Data entries
---

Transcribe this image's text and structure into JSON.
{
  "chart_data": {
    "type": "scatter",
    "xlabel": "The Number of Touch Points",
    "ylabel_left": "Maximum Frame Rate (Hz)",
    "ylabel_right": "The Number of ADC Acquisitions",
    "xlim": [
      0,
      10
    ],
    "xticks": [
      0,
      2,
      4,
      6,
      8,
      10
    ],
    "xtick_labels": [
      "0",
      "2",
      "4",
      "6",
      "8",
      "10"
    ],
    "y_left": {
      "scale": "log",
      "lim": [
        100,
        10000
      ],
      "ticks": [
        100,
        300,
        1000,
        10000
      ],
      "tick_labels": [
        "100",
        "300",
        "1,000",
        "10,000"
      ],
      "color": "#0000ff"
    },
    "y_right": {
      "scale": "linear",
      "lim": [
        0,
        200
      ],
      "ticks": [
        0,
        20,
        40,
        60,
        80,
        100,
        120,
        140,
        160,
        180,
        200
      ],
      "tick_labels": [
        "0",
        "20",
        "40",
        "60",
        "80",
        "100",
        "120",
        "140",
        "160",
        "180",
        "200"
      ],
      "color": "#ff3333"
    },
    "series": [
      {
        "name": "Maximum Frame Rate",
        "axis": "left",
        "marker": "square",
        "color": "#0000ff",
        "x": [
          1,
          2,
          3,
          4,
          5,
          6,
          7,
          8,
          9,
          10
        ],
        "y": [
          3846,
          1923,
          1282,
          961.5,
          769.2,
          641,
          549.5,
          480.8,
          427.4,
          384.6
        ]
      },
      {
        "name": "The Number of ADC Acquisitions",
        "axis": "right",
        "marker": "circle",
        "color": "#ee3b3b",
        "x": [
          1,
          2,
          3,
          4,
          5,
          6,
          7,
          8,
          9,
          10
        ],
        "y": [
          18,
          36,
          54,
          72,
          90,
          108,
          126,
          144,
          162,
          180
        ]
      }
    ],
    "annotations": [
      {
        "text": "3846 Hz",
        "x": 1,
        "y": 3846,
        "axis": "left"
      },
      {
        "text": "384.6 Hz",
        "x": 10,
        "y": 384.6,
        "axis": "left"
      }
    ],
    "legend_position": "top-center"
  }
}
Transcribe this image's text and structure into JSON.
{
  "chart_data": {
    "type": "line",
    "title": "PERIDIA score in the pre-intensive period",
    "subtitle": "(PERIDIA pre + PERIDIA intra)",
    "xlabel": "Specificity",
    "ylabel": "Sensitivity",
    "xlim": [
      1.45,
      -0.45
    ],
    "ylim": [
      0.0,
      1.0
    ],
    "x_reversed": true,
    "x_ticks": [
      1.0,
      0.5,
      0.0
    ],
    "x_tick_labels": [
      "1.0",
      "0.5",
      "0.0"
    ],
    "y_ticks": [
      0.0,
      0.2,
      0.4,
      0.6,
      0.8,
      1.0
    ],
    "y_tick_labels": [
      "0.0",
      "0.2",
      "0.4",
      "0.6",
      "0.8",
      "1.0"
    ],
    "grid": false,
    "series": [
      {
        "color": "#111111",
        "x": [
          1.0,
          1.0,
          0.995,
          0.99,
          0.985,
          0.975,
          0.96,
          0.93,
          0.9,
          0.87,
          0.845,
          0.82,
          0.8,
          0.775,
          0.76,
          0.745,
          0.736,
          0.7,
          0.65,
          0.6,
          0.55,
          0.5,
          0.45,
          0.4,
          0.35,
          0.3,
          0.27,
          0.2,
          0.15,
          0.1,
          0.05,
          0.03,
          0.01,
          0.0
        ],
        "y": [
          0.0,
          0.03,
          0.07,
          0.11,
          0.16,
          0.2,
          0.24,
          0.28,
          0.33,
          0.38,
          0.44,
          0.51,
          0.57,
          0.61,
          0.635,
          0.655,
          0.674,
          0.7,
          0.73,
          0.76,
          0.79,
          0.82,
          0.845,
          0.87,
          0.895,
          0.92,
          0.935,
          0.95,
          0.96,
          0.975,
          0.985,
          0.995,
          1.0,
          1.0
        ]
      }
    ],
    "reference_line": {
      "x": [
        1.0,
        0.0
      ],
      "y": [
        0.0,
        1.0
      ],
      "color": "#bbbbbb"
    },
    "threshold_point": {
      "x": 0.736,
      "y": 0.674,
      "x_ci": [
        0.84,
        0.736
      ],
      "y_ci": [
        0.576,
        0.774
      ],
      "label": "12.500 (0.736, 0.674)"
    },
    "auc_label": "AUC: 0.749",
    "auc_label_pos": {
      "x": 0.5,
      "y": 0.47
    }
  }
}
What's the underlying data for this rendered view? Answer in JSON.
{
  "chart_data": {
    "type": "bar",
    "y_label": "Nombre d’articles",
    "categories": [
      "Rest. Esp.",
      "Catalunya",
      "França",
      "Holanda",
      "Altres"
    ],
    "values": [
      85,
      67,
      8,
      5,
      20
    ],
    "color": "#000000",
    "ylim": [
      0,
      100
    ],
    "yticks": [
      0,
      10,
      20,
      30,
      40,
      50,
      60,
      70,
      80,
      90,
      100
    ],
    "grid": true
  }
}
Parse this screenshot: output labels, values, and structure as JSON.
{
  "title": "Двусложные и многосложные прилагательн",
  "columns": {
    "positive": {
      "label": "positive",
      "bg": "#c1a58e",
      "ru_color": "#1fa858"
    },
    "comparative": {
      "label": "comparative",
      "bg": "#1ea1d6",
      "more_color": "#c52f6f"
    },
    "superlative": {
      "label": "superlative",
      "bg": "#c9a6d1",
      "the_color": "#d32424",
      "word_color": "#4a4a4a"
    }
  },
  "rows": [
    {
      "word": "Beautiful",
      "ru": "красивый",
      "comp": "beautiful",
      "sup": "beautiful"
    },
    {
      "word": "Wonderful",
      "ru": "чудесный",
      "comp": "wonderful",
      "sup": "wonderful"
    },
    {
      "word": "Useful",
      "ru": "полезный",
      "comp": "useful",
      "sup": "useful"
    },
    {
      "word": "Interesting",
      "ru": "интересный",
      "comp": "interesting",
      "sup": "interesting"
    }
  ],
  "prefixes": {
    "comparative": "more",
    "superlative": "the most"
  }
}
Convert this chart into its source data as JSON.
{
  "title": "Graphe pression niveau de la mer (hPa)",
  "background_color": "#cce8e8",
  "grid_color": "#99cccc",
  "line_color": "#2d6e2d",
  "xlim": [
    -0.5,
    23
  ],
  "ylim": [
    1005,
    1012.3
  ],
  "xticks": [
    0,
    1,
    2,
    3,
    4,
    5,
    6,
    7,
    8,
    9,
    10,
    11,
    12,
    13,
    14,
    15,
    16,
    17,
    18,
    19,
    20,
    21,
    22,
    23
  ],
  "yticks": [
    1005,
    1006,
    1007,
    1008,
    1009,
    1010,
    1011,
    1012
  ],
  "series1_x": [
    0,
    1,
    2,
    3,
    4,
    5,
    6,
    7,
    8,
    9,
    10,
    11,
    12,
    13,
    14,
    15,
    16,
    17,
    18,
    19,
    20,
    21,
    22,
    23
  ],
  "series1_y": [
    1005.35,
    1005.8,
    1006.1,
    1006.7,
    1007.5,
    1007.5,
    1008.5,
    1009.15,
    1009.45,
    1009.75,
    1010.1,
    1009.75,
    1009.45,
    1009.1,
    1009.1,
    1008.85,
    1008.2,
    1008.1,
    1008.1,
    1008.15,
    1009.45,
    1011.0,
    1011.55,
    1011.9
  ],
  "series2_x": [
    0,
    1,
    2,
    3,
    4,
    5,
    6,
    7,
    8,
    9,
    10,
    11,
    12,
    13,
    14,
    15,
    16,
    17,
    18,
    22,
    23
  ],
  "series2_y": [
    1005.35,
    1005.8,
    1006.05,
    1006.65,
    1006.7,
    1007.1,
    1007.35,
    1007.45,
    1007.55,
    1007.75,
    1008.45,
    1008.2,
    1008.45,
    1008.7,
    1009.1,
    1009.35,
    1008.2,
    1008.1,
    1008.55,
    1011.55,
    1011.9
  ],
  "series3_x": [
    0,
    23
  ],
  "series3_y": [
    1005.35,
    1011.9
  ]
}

---

Short problem
Go through the data and gather every line that holds "superlative".

The solution
    "superlative": {
      "label": "superlative",
    "superlative": "the most"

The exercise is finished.